Stored records

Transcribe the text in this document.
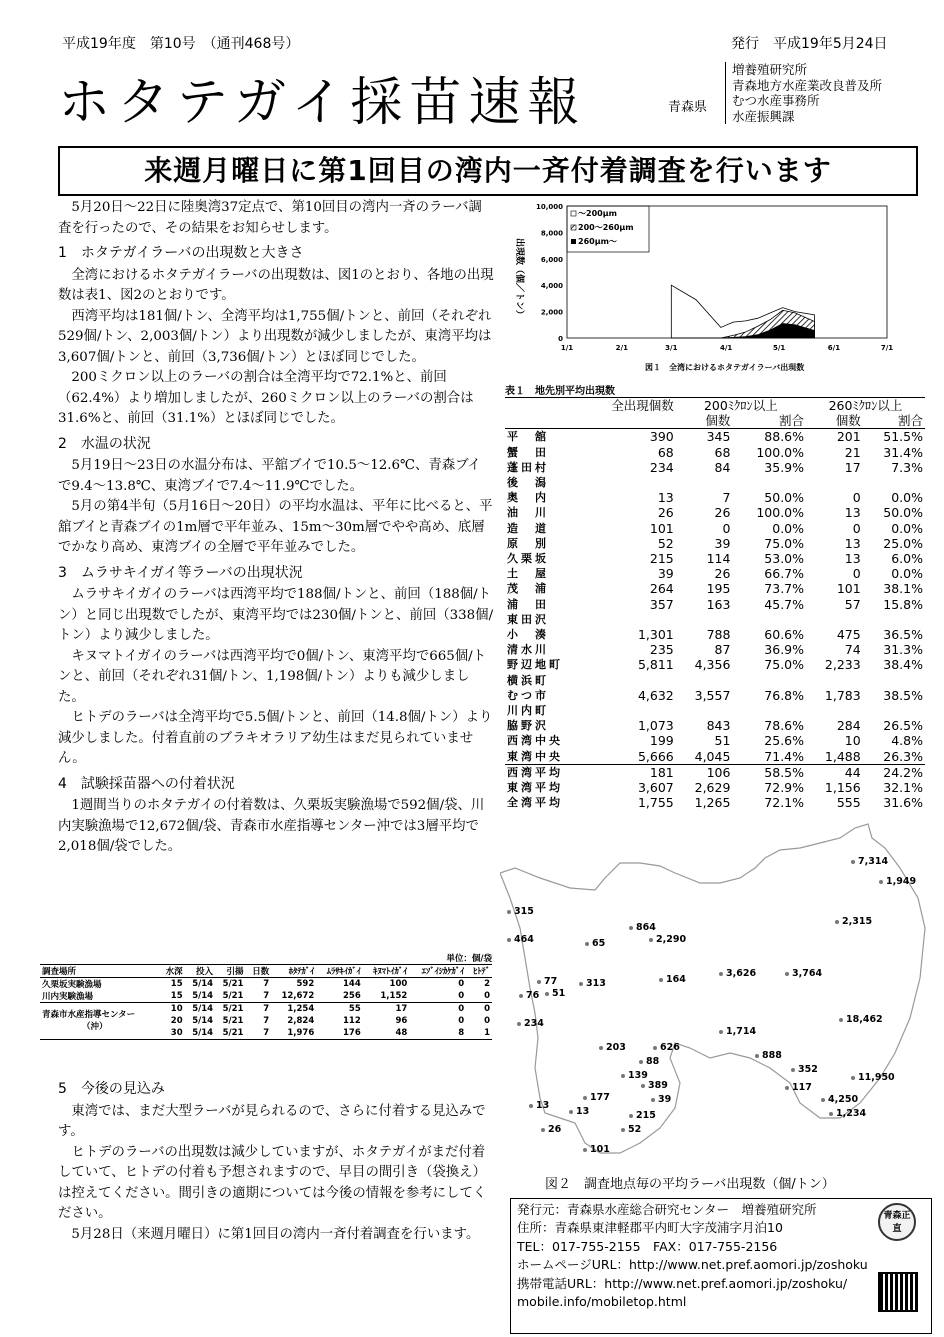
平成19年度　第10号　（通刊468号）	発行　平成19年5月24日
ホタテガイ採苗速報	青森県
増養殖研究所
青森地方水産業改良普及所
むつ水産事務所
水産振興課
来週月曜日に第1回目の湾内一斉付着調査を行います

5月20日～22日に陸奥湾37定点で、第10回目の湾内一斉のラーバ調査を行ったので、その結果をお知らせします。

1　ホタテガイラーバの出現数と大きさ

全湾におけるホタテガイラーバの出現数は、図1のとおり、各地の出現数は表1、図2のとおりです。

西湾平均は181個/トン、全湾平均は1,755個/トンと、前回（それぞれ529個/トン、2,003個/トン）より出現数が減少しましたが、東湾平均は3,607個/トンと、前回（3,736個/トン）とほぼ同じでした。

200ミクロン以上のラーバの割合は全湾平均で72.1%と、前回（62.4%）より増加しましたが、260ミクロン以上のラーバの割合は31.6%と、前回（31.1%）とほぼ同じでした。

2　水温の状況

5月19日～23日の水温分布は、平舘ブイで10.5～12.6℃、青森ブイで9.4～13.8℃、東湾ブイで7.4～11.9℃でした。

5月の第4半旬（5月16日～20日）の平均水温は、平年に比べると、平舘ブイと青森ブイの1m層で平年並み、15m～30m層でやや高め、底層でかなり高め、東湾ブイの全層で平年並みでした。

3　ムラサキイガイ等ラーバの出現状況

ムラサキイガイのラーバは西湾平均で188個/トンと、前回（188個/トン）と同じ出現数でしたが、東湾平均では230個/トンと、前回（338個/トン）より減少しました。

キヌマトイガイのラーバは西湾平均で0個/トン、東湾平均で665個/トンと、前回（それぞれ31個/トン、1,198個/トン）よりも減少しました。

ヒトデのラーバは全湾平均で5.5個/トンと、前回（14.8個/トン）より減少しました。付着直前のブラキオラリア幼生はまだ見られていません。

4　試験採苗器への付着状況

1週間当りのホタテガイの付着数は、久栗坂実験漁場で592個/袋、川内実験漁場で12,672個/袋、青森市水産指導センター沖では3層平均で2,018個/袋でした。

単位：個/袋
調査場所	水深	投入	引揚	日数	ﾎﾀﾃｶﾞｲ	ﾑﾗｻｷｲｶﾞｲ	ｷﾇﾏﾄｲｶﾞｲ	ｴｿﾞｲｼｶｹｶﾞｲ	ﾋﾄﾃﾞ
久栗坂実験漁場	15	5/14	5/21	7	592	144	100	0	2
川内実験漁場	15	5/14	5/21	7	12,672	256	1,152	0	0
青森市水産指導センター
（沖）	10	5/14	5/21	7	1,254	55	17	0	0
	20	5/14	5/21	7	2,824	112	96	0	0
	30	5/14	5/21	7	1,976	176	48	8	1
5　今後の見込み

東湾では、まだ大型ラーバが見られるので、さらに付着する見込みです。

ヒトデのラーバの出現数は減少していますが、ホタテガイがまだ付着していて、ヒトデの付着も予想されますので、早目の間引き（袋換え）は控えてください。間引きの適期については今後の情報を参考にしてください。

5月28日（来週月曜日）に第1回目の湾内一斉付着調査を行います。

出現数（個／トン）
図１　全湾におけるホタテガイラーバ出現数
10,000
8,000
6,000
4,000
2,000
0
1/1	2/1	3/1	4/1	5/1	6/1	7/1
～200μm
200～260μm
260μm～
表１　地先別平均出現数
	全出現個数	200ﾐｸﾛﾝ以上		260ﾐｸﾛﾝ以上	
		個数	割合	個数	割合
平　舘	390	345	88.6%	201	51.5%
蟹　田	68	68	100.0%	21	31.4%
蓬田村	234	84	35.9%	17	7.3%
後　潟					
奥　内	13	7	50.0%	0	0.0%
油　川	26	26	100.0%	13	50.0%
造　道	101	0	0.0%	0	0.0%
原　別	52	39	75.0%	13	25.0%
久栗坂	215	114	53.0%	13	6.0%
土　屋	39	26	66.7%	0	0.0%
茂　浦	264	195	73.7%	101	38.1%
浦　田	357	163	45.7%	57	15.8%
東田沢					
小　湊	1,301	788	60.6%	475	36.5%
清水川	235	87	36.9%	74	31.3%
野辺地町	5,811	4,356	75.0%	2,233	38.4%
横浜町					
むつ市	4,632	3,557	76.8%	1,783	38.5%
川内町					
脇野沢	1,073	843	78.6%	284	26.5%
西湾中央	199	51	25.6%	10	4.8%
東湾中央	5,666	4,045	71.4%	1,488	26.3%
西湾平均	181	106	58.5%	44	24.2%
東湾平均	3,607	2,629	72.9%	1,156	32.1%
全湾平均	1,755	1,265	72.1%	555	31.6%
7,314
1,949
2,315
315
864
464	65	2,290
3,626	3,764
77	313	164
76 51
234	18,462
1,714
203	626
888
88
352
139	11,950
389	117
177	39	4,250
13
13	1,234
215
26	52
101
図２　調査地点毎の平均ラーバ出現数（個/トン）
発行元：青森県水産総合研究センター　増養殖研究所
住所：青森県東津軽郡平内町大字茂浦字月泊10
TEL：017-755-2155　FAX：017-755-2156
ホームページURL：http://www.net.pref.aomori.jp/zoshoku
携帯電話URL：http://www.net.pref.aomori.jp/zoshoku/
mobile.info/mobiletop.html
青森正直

==

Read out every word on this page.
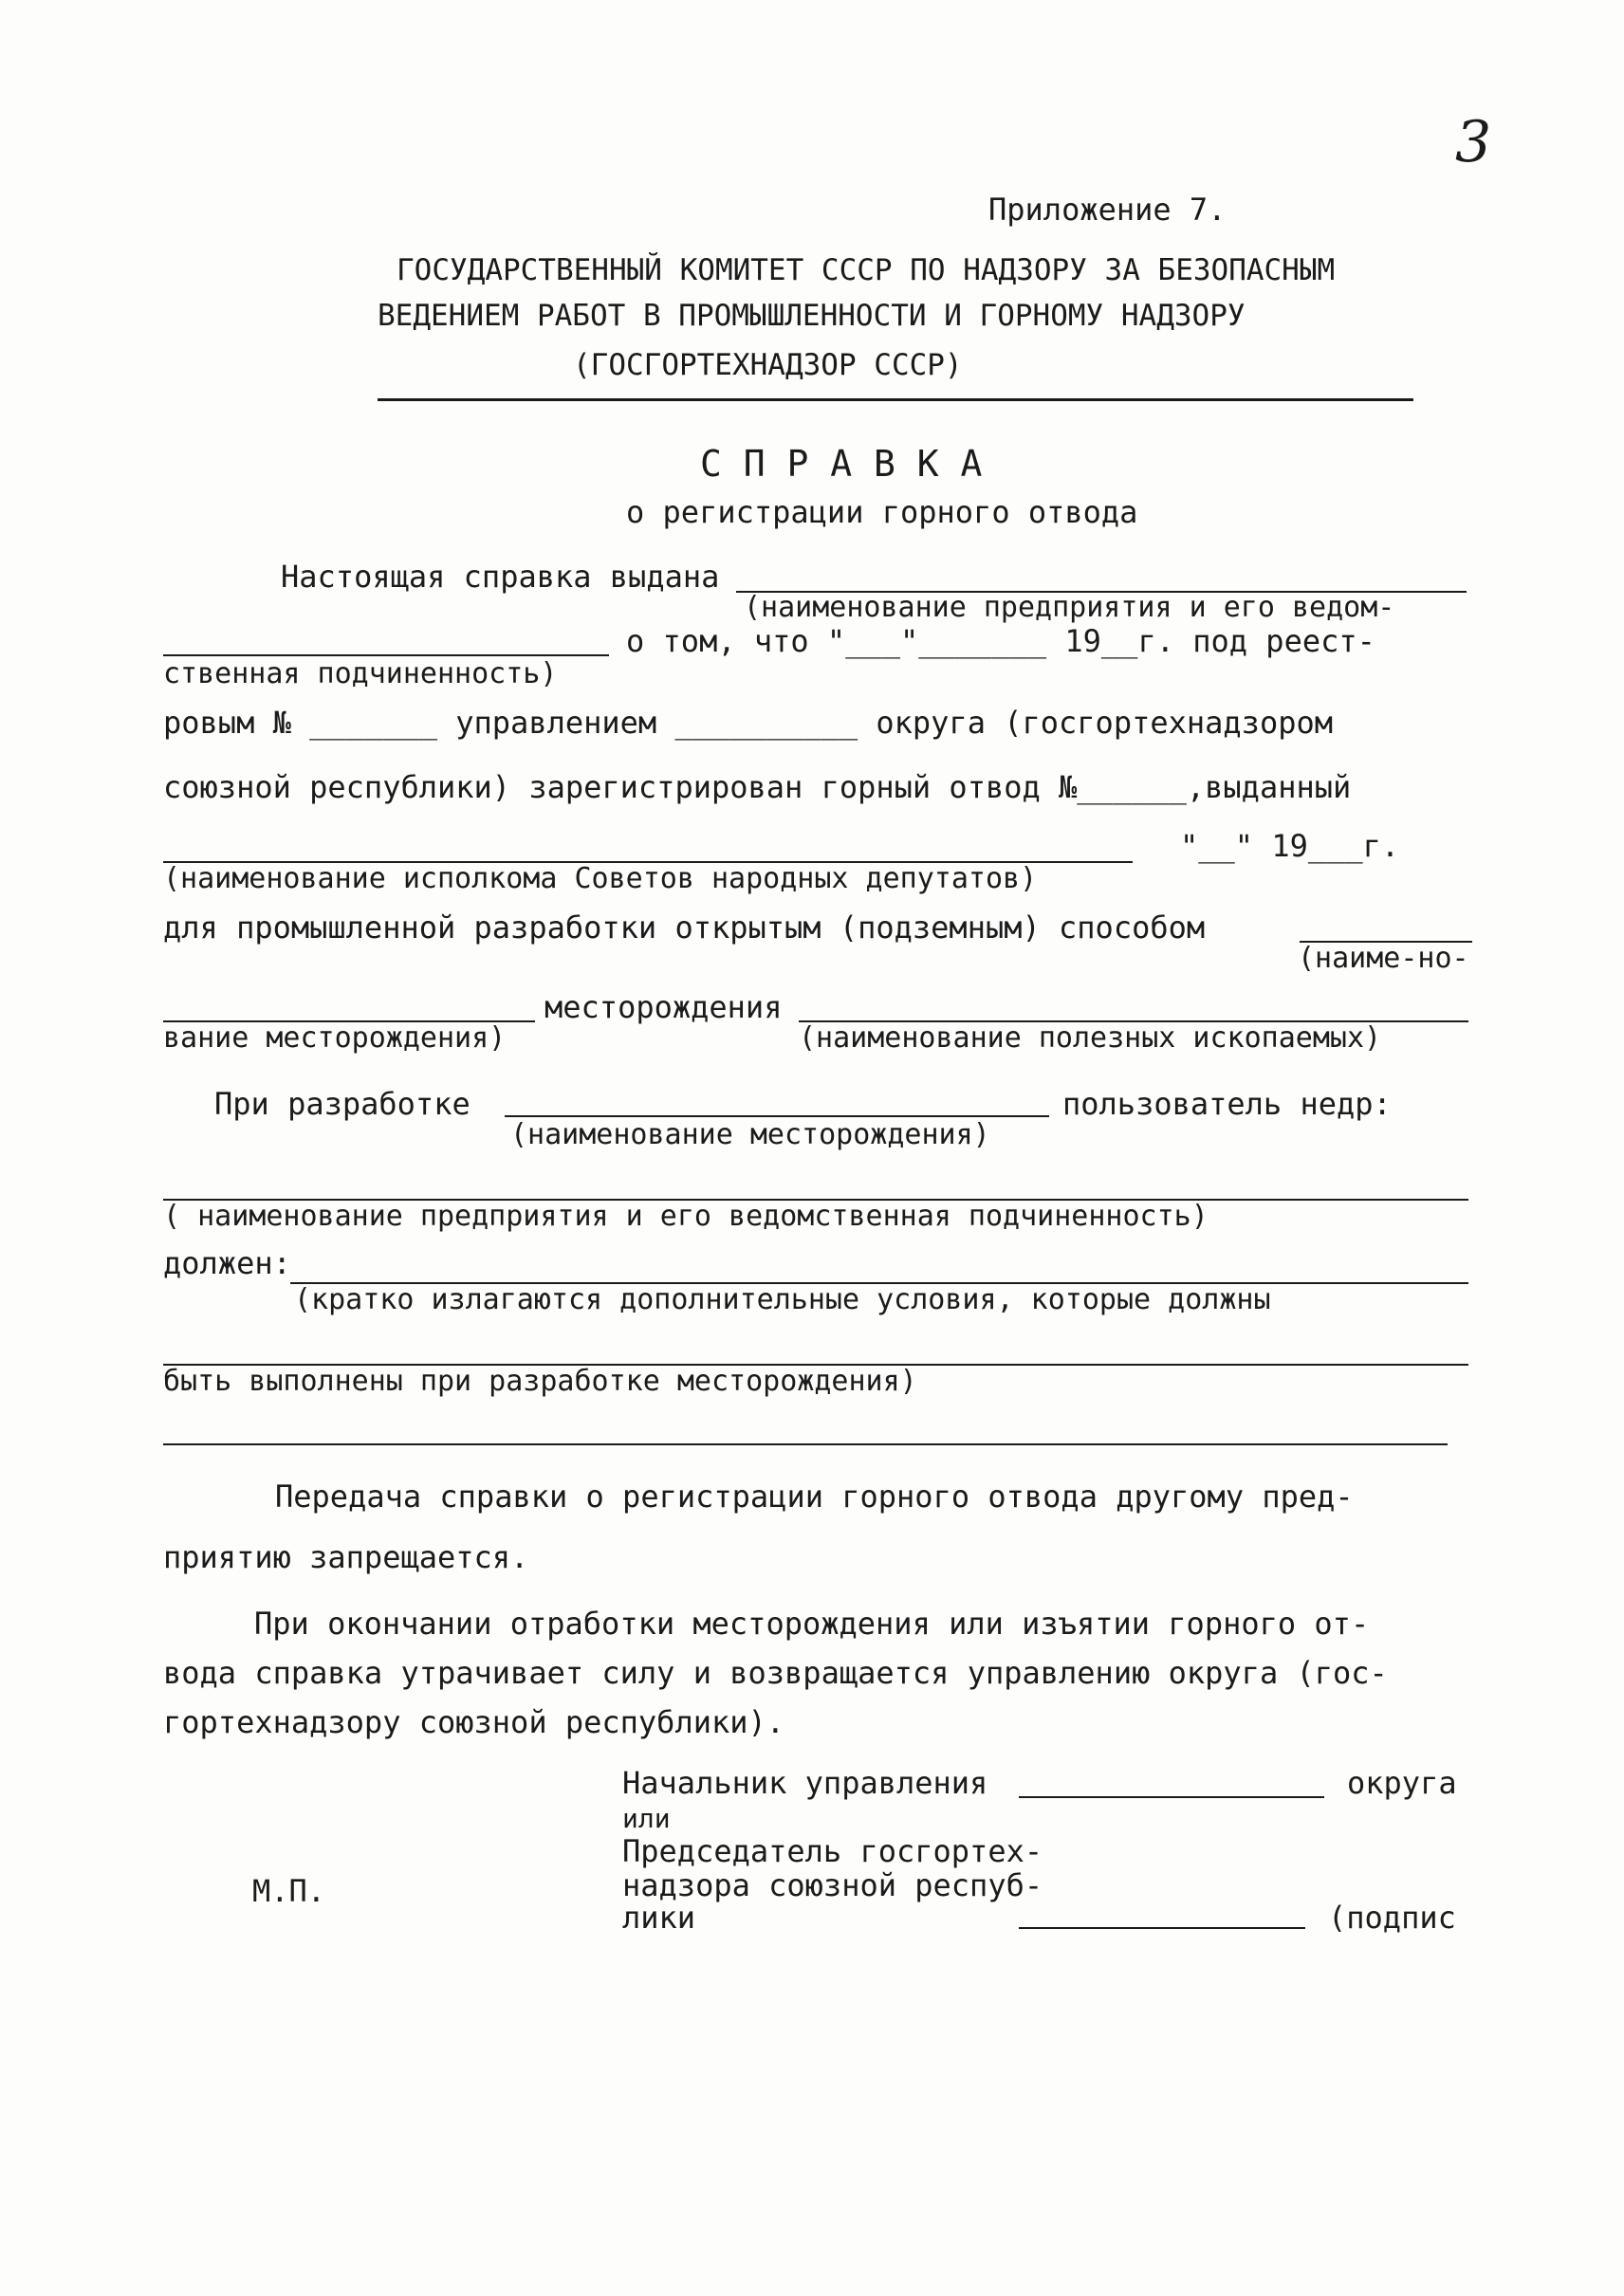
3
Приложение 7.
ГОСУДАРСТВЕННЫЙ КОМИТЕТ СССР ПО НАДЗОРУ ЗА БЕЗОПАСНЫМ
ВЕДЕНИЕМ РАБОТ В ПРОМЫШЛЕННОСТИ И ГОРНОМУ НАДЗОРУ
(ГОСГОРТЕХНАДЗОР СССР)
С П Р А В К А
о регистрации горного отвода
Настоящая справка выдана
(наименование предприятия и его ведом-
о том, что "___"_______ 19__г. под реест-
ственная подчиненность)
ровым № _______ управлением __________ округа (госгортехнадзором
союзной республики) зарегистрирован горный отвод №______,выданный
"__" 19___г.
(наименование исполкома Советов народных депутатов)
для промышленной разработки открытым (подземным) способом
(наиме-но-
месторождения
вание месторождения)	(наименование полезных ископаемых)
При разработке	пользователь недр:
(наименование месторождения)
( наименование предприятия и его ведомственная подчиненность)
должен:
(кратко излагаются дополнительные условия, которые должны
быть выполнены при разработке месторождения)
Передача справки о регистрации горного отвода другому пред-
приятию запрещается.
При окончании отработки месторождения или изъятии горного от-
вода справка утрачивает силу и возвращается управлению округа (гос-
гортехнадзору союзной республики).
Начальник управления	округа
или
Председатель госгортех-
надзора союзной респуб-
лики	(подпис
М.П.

--

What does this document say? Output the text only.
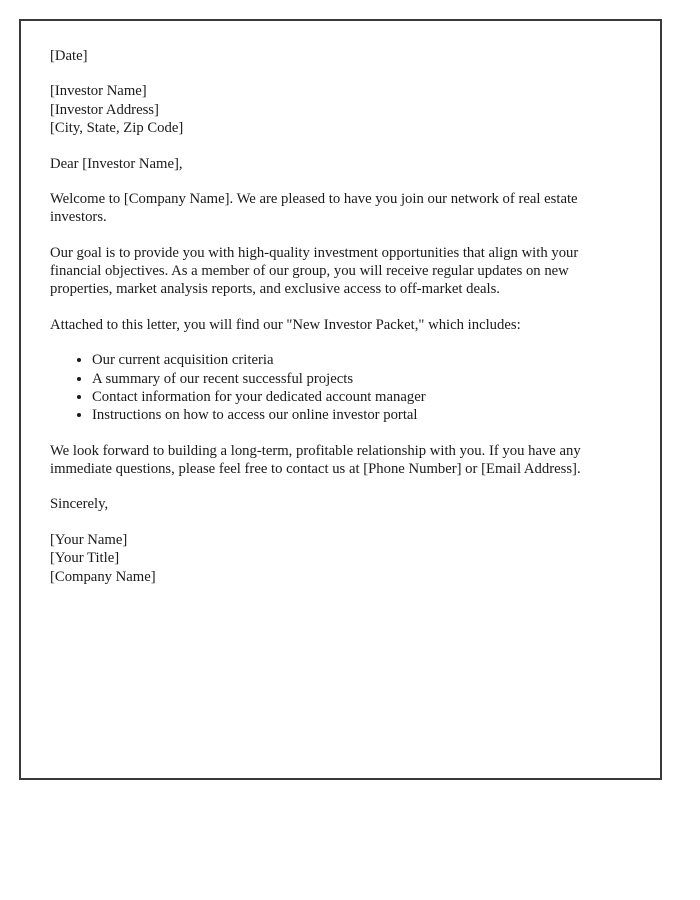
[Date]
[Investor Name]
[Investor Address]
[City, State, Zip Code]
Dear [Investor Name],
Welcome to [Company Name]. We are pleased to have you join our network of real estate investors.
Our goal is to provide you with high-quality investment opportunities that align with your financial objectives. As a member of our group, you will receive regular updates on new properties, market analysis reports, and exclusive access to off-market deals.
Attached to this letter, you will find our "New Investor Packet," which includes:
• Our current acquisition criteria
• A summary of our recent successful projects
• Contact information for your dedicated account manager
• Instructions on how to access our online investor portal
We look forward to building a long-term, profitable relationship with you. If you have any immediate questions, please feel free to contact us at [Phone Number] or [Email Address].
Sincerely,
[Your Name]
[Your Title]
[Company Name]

> _Instructions for the task_: In the material above, find the lines that contain "СССР" and show them.

> _Answer to this problem_:
ГОСУДАРСТВЕННЫЙ КОМИТЕТ СССР ПО НАДЗОРУ ЗА БЕЗОПАСНЫМ
(ГОСГОРТЕХНАДЗОР СССР)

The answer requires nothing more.